— PAGE EXCERPT —
* * *
Document details

Building Fantasyland
Christian Sylt

The sky is quite literally the limit when it comes to building a blockbuster theme park ride. The top attractions cost tens of millions of pounds to construct and employ state-of-the-art technology. This is no Mickey Mouse industry, says Christian Sylt

It isn't enough any more for a major movie franchise to be accompanied by the usual merchandise and video game. What any self-respecting blockbuster needs these days is an eponymous theme park ride. And it's big business.

This summer, for example, Universal Studios in Florida will be launching transformers: the ride, to add to similar installations in their Singapore and hollywood theme parks. Guests don 3D glasses and travel in small open-topped cars through sets populated by giant cinema screens and large-scale replicas of the shape-shifting robots that give the series its name. The screens come alive with 3D movement and explosions, with visuals in pin-sharp definition. At the end of the ride, the slightly befuddled guests are then funnelled through a gift shop. DVDs of the movie are on sale as well as the toys on which the ride is based. And so much is crammed into the four-minute attraction that you can't see it all the first time round. Ker-ching go the cash tills as the guests go round again...
* * *
— RAW RECORDS —
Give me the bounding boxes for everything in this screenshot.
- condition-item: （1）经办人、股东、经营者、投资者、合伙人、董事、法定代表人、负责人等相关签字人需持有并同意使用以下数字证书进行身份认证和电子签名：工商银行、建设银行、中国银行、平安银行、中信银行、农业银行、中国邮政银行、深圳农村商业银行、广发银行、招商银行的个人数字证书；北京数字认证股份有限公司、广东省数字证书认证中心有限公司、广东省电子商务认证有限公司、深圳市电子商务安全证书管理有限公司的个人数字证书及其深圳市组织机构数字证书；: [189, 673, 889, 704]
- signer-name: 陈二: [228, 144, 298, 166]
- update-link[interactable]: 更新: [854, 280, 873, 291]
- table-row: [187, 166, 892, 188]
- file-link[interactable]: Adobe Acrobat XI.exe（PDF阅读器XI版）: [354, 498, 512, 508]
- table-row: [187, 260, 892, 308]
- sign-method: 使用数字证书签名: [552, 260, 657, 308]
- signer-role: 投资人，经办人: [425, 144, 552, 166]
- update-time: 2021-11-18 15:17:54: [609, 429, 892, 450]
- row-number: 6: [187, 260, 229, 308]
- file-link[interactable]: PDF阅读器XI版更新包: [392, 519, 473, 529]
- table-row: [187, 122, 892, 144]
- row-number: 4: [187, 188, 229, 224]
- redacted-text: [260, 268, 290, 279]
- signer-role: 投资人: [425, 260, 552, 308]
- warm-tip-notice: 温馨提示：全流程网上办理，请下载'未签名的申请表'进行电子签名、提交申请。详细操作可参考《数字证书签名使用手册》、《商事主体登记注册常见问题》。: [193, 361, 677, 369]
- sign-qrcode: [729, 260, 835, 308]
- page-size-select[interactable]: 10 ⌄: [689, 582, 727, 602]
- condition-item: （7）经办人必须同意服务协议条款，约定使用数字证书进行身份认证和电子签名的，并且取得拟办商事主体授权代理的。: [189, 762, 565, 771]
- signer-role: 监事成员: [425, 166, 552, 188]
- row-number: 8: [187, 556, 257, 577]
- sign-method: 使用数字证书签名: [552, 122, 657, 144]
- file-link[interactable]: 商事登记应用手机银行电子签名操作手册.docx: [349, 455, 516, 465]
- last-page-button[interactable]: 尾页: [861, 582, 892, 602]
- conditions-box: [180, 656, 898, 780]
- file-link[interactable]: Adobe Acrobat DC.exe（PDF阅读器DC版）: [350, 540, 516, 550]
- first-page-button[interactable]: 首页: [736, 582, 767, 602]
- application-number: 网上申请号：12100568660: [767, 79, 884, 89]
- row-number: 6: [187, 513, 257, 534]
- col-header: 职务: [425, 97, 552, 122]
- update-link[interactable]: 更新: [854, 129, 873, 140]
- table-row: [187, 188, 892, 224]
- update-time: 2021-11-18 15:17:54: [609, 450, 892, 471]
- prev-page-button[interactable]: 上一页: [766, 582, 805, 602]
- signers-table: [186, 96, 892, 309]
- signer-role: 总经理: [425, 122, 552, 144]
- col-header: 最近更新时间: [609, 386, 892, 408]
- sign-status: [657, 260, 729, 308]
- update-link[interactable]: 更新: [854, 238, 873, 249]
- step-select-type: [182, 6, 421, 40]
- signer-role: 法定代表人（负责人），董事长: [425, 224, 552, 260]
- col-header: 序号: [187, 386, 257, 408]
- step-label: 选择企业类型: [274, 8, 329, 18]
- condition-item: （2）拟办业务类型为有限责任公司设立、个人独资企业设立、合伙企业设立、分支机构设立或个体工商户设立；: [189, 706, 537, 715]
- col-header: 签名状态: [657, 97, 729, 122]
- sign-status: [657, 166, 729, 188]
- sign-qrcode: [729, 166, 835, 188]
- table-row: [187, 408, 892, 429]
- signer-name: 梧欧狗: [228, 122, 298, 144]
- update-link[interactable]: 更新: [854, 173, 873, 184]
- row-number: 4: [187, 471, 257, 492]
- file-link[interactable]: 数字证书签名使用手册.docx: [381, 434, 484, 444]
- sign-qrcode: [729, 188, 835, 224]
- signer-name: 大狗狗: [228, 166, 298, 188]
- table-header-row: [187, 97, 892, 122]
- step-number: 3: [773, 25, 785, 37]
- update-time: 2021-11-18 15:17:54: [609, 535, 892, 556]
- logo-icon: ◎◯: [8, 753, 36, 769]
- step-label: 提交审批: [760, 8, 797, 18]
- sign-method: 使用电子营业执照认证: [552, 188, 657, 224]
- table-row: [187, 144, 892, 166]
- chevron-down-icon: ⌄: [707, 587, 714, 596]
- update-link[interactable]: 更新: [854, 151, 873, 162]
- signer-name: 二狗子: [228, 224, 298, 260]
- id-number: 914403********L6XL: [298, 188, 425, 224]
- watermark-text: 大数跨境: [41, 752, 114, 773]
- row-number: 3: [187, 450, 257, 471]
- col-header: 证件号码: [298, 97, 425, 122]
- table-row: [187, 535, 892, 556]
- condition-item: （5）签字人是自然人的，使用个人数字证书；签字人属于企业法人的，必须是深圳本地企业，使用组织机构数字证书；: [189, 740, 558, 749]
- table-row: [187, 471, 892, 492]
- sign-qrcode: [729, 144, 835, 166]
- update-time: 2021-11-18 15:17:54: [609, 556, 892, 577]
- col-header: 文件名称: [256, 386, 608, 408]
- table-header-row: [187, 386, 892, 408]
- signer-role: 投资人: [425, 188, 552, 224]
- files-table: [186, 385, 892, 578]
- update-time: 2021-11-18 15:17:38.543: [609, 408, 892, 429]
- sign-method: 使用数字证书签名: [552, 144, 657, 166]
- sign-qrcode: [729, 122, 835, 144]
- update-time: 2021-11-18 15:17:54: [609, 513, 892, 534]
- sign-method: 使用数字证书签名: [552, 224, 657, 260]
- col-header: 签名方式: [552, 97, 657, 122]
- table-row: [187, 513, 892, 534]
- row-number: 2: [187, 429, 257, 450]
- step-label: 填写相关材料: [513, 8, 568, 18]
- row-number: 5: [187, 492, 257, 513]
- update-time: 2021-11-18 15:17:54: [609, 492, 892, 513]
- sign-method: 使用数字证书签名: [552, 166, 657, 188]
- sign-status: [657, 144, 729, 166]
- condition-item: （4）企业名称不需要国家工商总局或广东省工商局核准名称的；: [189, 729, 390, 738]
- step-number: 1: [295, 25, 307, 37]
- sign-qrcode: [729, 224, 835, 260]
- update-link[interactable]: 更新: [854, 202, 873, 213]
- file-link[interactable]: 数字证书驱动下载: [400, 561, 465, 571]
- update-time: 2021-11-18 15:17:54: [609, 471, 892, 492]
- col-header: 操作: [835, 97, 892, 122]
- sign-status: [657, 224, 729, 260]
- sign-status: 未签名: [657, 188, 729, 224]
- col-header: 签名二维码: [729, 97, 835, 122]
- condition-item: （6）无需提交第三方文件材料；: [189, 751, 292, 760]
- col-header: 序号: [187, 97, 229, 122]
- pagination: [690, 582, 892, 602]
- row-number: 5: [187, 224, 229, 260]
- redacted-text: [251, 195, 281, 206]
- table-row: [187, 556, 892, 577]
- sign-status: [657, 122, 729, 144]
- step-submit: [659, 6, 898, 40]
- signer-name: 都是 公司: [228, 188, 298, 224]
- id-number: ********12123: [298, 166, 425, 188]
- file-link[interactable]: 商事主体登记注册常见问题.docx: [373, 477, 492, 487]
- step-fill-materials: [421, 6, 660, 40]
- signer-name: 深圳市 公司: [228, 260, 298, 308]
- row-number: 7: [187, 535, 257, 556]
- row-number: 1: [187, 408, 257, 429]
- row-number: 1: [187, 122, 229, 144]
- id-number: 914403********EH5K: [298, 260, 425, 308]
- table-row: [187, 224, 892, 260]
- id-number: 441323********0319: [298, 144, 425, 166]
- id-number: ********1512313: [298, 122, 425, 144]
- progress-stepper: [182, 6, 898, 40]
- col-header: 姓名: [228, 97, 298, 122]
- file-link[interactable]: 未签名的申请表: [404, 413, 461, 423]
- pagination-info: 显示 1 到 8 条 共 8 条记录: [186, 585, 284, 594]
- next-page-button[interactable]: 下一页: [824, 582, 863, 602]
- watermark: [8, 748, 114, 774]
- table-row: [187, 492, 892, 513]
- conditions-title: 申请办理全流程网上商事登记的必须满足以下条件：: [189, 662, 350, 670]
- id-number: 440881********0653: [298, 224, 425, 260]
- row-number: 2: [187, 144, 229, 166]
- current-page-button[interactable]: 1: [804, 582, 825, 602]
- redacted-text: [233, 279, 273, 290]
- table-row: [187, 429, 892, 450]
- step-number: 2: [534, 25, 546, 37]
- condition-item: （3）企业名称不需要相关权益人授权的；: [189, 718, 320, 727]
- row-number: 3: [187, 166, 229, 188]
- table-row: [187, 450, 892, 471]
* * *
— ACTIONS TO TAKE —
**A.** Please answer these from the article on theme park rides, one per line:
(i) How much do the top attractions cost to build?
(ii) In which Universal Studios location will the Transformers ride launch this summer?
(iii) How long does the attraction last?
**B.** List every place the article on theme park rides names as having a Universal Studios Transformers ride, whether opening or already built.

— EXPECTED ANSWERS —
**A.**
(i) Tens of millions of pounds.
(ii) Florida.
(iii) Four minutes.

**B.** Florida, Singapore, Hollywood